◆ DIRECTIVE:
Answer with nothing but the number of lines that include the word "cycles".

◆ SUPPLIED MATERIAL:
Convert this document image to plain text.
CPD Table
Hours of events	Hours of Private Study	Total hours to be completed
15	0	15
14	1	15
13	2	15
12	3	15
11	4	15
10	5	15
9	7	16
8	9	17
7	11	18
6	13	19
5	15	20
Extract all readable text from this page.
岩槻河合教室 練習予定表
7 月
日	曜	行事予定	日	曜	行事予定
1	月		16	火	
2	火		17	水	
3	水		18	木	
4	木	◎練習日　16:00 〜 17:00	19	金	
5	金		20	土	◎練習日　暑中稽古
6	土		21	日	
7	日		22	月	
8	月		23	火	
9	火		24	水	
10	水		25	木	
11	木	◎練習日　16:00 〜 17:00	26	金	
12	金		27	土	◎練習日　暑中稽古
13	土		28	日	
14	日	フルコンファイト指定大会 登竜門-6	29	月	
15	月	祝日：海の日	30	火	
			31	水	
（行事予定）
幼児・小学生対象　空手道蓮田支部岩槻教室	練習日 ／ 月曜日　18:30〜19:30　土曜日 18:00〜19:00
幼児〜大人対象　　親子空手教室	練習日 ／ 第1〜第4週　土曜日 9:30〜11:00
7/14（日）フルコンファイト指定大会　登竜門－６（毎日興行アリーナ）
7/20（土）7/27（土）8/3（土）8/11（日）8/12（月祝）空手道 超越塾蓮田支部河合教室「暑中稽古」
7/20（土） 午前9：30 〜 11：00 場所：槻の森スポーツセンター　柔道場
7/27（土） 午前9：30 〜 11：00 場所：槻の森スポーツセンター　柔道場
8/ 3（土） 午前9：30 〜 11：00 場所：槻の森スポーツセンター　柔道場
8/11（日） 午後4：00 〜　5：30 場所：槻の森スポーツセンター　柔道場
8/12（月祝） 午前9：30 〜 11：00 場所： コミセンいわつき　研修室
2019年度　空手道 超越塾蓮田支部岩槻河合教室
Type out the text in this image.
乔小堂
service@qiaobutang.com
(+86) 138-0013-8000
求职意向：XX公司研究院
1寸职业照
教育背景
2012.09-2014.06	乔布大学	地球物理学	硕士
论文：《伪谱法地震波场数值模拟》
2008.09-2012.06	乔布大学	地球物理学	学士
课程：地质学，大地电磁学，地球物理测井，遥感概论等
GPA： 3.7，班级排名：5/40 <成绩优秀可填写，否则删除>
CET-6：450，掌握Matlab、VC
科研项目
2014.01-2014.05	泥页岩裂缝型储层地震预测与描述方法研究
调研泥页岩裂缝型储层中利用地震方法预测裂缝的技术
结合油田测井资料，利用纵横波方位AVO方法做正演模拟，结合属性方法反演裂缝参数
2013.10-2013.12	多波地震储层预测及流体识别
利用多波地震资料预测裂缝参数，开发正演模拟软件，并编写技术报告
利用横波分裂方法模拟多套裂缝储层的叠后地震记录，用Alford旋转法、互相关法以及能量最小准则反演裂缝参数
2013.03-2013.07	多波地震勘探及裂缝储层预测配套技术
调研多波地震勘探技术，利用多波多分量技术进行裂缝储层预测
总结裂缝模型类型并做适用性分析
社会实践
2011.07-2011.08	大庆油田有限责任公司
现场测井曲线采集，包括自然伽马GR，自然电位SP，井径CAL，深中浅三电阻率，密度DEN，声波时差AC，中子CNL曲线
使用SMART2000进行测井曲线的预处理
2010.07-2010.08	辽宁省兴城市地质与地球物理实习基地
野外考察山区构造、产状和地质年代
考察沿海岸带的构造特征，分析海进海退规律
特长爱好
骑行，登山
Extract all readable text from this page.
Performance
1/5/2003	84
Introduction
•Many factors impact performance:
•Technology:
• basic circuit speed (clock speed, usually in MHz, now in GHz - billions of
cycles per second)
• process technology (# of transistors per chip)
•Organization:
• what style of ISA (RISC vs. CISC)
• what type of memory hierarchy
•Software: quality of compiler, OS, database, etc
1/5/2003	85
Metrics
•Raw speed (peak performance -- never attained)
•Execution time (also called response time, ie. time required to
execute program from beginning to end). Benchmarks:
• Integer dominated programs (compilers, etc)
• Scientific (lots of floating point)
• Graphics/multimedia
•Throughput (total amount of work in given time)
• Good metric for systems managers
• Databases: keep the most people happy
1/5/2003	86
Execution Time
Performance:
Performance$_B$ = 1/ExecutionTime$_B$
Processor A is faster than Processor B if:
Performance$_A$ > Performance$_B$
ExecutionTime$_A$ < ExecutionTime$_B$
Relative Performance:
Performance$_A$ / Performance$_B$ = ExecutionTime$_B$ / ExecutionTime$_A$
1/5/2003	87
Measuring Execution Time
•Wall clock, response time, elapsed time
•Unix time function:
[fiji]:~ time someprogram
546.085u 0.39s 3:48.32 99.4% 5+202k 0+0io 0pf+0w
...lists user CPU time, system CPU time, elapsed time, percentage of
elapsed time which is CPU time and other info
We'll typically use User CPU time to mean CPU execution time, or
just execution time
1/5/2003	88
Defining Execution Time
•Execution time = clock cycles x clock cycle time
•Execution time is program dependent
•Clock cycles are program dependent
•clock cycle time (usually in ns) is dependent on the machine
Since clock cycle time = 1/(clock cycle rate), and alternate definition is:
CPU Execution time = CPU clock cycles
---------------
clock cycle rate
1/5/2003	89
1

◆ RESULT OF THIS TASK:
4